- [WHAT YOU NEED TO DO] Every line with the word "this" in it should be extracted from the data that follows.

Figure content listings
****************
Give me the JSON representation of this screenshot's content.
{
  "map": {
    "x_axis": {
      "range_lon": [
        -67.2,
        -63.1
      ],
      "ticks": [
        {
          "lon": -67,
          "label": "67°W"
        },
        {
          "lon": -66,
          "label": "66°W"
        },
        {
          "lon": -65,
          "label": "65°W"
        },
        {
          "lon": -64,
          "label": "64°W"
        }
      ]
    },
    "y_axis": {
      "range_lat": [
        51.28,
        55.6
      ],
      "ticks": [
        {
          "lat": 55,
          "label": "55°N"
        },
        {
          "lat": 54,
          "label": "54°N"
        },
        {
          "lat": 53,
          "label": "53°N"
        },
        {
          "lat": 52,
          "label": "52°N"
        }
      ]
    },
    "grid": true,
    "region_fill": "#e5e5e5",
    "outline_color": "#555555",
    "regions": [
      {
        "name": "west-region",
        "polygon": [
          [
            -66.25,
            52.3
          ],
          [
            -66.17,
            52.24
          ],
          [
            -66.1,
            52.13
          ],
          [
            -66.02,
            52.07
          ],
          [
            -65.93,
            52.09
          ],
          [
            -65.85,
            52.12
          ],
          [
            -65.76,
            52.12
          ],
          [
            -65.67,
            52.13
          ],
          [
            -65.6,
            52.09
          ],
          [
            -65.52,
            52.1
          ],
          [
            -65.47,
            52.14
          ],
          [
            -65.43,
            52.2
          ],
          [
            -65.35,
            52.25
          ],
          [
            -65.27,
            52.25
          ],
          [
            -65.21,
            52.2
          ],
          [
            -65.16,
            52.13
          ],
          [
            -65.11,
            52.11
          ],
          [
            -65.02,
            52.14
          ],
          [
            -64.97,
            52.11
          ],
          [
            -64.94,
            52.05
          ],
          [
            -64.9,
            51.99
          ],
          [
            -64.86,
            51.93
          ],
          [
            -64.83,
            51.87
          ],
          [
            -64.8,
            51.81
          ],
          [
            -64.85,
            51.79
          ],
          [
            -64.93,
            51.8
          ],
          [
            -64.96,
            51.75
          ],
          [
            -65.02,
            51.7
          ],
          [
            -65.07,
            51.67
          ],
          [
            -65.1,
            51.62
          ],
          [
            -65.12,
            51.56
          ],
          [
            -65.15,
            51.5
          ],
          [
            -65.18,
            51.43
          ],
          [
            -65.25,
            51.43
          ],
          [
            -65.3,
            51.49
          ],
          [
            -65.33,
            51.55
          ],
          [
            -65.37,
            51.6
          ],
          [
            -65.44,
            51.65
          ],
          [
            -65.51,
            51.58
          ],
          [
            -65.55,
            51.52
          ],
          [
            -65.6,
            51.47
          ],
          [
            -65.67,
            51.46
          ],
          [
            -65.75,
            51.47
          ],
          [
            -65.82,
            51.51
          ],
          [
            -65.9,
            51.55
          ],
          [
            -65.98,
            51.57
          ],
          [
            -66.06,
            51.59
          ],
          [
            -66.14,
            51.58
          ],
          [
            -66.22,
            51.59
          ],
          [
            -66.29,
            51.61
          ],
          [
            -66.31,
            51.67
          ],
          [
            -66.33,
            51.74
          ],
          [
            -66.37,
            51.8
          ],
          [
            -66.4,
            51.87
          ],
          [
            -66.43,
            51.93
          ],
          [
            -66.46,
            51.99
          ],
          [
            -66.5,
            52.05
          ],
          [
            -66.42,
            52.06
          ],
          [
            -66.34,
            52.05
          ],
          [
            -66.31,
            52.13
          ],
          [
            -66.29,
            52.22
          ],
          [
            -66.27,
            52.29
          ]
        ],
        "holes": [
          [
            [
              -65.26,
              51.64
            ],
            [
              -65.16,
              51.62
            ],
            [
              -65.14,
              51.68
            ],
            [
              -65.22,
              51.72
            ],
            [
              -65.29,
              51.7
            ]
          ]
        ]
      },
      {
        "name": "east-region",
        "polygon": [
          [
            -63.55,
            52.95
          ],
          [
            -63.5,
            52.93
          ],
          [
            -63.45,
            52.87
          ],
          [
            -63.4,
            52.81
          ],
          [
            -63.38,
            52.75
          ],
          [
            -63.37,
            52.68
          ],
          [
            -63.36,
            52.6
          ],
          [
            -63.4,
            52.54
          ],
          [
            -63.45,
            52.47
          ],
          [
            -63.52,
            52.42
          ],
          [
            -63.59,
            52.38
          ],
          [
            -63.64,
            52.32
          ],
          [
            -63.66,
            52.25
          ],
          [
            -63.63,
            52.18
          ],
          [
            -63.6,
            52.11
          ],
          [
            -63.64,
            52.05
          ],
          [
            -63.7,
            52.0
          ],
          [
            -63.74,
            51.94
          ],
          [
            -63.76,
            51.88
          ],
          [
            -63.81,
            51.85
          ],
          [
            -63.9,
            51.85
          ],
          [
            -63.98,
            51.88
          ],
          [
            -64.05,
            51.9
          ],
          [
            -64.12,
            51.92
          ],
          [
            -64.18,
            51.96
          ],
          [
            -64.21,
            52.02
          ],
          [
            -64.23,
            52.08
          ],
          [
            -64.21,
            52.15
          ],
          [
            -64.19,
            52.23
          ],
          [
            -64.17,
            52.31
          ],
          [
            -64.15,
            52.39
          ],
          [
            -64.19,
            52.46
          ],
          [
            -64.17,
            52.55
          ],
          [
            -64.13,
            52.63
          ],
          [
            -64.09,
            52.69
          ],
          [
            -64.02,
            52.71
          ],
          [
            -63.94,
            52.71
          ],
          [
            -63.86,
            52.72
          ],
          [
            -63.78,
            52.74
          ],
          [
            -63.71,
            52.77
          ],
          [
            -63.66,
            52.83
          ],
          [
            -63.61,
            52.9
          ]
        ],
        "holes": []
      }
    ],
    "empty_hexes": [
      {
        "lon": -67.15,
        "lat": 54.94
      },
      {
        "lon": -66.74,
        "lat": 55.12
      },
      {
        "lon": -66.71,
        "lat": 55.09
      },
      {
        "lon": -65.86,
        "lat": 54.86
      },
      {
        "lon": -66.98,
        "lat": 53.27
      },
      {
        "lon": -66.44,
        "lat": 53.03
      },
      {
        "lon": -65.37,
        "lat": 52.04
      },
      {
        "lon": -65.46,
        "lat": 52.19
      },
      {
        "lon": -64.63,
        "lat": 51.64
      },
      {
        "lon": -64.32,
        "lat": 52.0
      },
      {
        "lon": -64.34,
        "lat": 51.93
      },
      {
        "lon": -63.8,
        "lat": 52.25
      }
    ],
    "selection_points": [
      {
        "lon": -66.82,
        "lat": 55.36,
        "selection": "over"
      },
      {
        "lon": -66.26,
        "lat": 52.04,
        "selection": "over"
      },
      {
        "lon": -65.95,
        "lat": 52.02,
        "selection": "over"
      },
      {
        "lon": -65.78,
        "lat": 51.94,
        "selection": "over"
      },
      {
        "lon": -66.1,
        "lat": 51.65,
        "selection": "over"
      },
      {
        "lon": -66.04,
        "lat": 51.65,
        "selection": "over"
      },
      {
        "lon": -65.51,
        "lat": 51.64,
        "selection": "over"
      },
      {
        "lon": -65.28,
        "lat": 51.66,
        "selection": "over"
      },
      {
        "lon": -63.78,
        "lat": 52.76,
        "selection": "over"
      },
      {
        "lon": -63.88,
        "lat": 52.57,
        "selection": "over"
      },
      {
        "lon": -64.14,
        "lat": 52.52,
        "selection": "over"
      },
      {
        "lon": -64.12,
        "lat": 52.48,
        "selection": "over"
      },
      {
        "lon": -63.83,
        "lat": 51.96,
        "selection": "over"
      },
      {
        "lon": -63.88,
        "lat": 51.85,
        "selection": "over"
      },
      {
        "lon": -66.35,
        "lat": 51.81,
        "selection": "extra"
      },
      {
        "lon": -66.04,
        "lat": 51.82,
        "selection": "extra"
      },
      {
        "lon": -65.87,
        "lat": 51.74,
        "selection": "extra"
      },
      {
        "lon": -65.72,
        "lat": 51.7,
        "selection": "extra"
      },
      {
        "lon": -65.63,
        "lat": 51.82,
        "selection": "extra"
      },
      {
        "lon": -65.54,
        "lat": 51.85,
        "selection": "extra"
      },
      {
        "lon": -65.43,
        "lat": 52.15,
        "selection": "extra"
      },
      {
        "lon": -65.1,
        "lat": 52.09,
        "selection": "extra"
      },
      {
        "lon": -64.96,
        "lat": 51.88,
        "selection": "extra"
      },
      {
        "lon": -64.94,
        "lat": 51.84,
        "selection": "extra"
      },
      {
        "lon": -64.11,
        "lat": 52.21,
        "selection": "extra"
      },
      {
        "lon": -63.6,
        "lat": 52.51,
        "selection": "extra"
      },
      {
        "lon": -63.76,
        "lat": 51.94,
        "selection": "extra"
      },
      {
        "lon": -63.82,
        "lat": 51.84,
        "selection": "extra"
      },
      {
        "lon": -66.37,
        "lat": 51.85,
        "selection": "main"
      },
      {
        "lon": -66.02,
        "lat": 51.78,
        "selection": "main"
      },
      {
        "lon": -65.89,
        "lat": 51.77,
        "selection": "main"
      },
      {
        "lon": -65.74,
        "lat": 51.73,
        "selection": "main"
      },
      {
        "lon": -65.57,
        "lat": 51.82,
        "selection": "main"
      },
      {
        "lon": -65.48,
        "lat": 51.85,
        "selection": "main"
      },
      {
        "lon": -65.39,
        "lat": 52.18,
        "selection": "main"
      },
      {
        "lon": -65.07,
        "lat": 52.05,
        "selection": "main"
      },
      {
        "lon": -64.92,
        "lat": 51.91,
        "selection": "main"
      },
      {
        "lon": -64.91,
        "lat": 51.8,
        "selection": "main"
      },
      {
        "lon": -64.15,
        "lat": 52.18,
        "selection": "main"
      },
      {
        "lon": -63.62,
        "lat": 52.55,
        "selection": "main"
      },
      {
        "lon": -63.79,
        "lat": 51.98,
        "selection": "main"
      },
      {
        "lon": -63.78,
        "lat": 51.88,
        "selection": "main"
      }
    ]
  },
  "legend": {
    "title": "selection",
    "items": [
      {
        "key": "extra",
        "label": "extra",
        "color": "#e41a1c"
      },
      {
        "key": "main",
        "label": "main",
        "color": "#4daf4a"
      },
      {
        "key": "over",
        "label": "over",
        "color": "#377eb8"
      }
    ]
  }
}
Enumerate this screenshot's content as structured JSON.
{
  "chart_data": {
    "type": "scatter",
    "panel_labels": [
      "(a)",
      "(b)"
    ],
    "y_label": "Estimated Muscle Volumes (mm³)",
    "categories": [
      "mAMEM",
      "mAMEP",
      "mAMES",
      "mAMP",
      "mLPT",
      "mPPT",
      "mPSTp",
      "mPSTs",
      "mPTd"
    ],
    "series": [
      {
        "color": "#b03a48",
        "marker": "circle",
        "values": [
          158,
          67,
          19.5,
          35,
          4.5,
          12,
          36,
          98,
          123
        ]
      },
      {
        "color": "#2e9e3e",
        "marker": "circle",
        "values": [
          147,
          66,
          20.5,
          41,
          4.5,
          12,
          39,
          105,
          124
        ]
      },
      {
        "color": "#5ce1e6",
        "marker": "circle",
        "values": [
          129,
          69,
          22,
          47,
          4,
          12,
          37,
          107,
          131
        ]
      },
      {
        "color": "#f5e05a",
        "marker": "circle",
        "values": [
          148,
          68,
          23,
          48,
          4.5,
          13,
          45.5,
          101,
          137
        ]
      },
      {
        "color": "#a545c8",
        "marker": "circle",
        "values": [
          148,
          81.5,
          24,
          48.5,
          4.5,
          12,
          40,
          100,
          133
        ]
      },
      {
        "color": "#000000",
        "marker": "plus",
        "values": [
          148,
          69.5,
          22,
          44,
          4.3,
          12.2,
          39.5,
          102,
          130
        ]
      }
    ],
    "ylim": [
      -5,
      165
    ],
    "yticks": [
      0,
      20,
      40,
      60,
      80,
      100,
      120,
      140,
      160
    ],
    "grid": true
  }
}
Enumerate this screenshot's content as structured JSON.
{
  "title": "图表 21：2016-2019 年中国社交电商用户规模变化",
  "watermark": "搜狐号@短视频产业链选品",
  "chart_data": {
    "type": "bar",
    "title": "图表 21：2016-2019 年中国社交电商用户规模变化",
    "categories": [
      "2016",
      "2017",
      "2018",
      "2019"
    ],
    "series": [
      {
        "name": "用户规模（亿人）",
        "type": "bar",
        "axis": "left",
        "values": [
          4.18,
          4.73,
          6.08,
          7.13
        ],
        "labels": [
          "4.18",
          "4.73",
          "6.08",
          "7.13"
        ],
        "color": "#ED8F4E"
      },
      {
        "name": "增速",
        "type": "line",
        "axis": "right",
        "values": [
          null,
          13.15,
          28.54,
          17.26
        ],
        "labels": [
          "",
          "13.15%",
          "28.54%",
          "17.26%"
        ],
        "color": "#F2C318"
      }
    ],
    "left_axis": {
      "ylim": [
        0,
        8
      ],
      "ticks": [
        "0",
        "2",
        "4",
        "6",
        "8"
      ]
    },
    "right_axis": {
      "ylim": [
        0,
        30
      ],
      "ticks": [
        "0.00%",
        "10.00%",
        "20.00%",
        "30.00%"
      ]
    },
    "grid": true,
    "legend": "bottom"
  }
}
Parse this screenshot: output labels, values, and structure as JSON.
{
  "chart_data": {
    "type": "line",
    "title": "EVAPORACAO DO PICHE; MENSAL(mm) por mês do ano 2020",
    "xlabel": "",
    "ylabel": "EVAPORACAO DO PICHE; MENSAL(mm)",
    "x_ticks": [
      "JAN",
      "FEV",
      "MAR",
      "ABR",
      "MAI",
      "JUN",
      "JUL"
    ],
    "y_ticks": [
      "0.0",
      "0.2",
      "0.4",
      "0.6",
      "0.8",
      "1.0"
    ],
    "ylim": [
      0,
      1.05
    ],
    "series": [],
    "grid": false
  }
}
****************
- [ANSWER]
Give me the JSON representation of this screenshot's content.
Enumerate this screenshot's content as structured JSON.
Enumerate this screenshot's content as structured JSON.
Parse this screenshot: output labels, values, and structure as JSON.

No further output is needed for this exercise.